>> start Source material
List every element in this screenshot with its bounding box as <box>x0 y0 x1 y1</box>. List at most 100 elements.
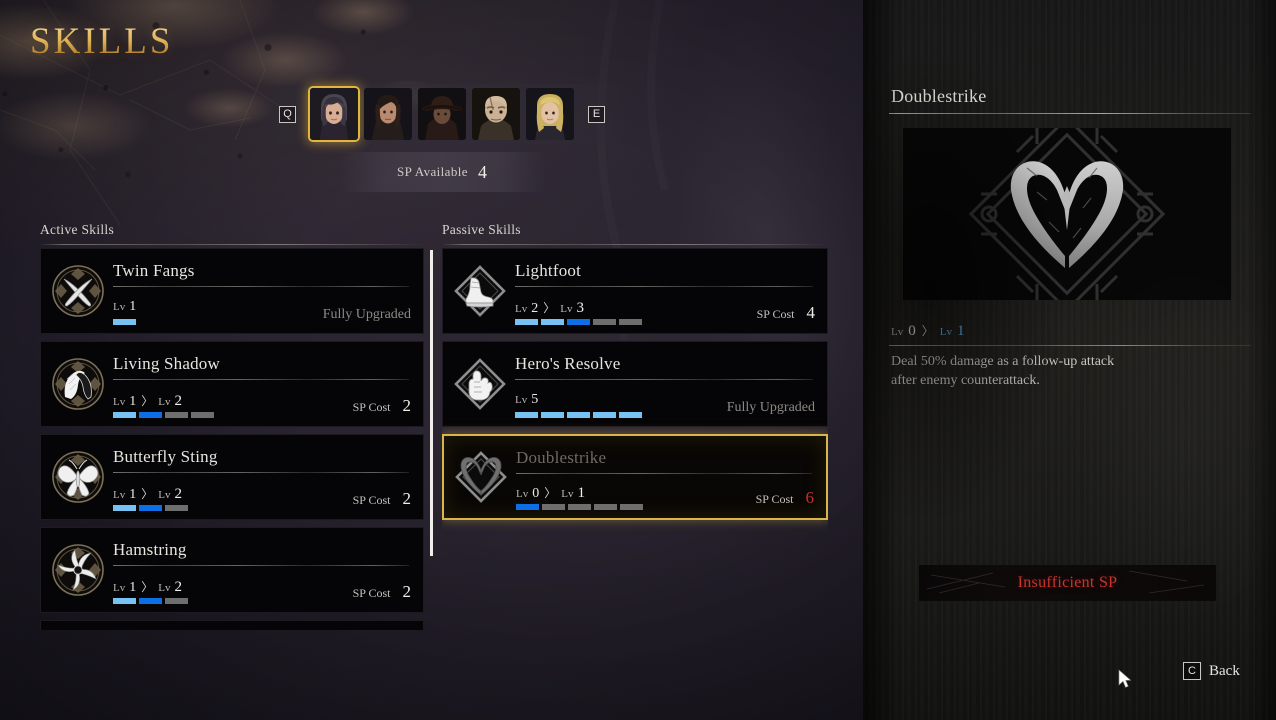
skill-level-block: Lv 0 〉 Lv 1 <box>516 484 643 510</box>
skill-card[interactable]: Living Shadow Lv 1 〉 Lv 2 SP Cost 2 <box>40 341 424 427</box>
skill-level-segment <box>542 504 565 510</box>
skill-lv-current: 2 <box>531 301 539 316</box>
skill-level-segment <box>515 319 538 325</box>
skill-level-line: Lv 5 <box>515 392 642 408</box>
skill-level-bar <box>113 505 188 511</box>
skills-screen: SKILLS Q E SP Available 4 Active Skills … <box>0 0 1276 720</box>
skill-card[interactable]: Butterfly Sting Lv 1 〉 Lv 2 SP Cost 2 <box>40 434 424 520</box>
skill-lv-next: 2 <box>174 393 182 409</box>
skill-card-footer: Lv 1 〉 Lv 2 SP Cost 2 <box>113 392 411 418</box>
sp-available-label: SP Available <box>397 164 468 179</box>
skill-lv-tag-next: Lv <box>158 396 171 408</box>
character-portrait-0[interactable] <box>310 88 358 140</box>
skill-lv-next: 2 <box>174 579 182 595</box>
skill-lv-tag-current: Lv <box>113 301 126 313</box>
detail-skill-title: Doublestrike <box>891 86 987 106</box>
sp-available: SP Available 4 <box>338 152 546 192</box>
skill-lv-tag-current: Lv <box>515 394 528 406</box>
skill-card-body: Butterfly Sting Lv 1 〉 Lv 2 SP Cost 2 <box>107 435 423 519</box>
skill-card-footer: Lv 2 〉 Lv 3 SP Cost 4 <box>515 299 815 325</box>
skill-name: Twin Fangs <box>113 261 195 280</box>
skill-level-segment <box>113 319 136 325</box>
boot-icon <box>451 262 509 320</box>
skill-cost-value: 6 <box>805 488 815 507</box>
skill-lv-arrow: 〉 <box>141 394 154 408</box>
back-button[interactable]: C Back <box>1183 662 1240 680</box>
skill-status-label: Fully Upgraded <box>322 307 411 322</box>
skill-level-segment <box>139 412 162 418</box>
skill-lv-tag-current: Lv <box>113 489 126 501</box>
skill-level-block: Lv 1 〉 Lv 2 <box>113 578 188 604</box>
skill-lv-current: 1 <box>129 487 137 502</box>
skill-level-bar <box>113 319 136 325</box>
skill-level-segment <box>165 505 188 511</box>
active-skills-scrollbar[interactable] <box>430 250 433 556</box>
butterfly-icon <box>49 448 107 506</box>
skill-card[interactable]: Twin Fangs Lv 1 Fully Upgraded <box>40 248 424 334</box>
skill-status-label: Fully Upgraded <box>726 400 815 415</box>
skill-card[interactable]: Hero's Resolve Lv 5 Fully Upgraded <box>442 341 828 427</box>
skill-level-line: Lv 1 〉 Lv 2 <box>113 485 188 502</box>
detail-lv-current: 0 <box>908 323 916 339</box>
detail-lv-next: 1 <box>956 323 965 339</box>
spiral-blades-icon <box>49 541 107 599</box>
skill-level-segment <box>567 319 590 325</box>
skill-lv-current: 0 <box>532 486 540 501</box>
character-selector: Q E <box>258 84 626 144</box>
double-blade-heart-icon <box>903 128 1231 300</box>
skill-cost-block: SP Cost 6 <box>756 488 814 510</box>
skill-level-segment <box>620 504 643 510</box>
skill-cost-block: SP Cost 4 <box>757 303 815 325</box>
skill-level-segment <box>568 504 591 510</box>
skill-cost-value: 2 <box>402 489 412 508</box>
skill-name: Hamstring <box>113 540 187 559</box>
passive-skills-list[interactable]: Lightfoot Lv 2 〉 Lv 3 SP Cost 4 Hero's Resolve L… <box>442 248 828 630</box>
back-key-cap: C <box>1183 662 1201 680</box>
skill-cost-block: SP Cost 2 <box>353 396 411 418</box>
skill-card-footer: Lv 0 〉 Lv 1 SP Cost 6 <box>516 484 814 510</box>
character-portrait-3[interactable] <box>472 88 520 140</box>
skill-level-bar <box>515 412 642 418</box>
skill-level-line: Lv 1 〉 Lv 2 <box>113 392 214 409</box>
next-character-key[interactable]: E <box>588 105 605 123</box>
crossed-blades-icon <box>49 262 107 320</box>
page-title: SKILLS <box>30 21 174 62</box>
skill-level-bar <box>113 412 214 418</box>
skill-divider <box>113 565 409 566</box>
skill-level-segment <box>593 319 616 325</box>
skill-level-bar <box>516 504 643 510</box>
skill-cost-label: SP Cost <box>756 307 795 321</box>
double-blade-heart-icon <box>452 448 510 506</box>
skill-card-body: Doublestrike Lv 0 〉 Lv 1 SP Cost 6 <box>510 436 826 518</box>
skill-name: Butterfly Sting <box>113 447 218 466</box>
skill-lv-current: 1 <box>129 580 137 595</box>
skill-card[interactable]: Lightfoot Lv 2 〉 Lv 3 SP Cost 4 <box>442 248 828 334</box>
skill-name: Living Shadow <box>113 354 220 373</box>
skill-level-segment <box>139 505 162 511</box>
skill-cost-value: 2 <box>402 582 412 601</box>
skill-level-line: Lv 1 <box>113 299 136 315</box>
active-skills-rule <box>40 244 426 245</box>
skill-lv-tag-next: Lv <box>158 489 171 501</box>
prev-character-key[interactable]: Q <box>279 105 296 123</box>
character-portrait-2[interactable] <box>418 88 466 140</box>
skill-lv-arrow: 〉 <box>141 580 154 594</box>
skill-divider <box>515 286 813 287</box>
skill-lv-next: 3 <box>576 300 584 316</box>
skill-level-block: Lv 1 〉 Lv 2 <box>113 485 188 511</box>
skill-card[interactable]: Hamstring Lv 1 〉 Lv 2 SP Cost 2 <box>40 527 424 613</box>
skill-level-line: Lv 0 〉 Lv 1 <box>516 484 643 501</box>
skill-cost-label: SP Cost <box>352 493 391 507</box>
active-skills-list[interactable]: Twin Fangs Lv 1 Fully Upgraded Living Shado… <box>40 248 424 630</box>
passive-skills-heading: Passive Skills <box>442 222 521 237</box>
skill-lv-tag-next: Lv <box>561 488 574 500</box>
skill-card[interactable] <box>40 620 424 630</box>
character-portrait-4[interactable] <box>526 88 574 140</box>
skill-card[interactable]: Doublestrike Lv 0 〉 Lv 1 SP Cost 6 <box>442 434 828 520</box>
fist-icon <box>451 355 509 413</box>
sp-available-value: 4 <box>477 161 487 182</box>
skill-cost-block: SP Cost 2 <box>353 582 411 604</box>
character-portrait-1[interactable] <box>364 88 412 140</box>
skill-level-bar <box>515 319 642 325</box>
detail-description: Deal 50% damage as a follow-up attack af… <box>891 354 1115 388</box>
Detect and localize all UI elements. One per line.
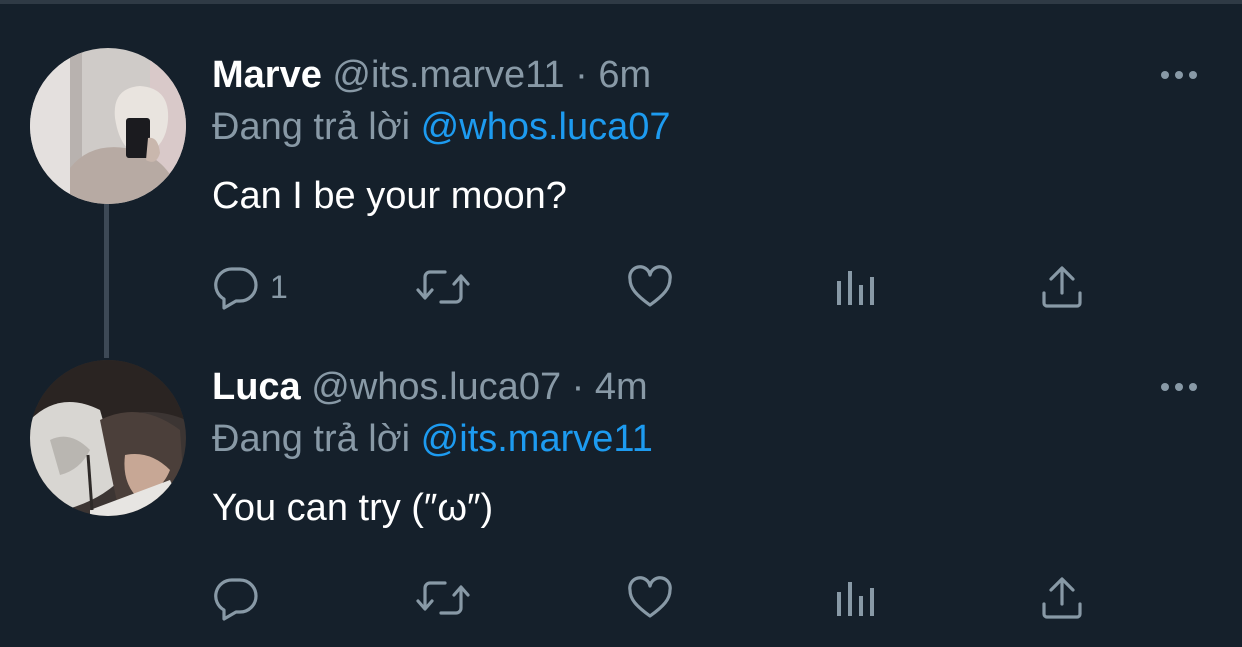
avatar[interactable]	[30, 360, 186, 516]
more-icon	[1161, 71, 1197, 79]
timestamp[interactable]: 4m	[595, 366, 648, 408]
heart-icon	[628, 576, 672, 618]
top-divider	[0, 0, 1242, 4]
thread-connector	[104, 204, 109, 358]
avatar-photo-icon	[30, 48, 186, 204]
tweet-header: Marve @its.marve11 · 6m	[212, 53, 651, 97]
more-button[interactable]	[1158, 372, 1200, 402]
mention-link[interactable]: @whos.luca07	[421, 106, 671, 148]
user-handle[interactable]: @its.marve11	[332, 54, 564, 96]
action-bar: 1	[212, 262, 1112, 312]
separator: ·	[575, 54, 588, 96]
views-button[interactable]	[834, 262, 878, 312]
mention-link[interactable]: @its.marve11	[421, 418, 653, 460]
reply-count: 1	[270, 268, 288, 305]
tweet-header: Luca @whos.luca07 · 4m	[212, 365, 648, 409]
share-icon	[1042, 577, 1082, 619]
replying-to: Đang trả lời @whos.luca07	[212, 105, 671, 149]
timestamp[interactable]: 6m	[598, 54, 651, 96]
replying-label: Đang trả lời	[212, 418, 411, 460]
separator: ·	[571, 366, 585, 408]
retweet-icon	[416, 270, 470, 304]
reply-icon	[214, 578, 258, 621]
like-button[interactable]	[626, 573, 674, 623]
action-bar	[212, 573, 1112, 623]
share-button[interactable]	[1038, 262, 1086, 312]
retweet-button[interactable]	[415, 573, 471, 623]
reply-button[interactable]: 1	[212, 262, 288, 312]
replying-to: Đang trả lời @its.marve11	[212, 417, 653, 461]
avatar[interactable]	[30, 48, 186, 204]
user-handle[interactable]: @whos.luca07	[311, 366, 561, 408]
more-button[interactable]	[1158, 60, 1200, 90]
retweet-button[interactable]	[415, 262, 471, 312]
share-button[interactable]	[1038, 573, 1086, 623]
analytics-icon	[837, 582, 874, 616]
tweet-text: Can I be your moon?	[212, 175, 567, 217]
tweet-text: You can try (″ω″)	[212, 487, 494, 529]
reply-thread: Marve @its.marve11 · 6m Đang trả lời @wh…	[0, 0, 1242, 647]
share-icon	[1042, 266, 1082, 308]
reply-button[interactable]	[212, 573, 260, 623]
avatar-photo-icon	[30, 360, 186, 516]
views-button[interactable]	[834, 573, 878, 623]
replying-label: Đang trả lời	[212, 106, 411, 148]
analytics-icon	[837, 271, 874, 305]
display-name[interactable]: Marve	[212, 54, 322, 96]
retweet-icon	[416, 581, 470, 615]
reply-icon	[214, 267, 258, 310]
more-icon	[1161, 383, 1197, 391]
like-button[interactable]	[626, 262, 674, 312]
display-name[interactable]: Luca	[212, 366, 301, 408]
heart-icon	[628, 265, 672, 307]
>> end Source material
▸ Problem description
Rewrite the listing lines from the line with "skill-level-block: Lv 0" through the line with "detail-skill-title: Doublestrike <box>891", both included, swapping "Living Shadow" for "Silent Shadow" and leaving everything else unchanged.

▸ Result of this exercise
skill-level-block: Lv 0 〉 Lv 1 <box>516 484 643 510</box>
skill-card[interactable]: Silent Shadow Lv 1 〉 Lv 2 SP Cost 2 <box>40 341 424 427</box>
skill-level-segment <box>542 504 565 510</box>
skill-lv-current: 2 <box>531 301 539 316</box>
skill-level-segment <box>515 319 538 325</box>
skill-level-line: Lv 5 <box>515 392 642 408</box>
skill-level-bar <box>113 505 188 511</box>
skills-screen: SKILLS Q E SP Available 4 Active Skills … <box>0 0 1276 720</box>
skill-card[interactable]: Butterfly Sting Lv 1 〉 Lv 2 SP Cost 2 <box>40 434 424 520</box>
skill-lv-next: 2 <box>174 393 182 409</box>
skill-card-footer: Lv 1 〉 Lv 2 SP Cost 2 <box>113 392 411 418</box>
sp-available-label: SP Available <box>397 164 468 179</box>
skill-lv-tag-next: Lv <box>158 396 171 408</box>
character-portrait-0[interactable] <box>310 88 358 140</box>
skill-lv-next: 2 <box>174 579 182 595</box>
skill-lv-tag-current: Lv <box>113 301 126 313</box>
detail-skill-title: Doublestrike <box>891 86 987 106</box>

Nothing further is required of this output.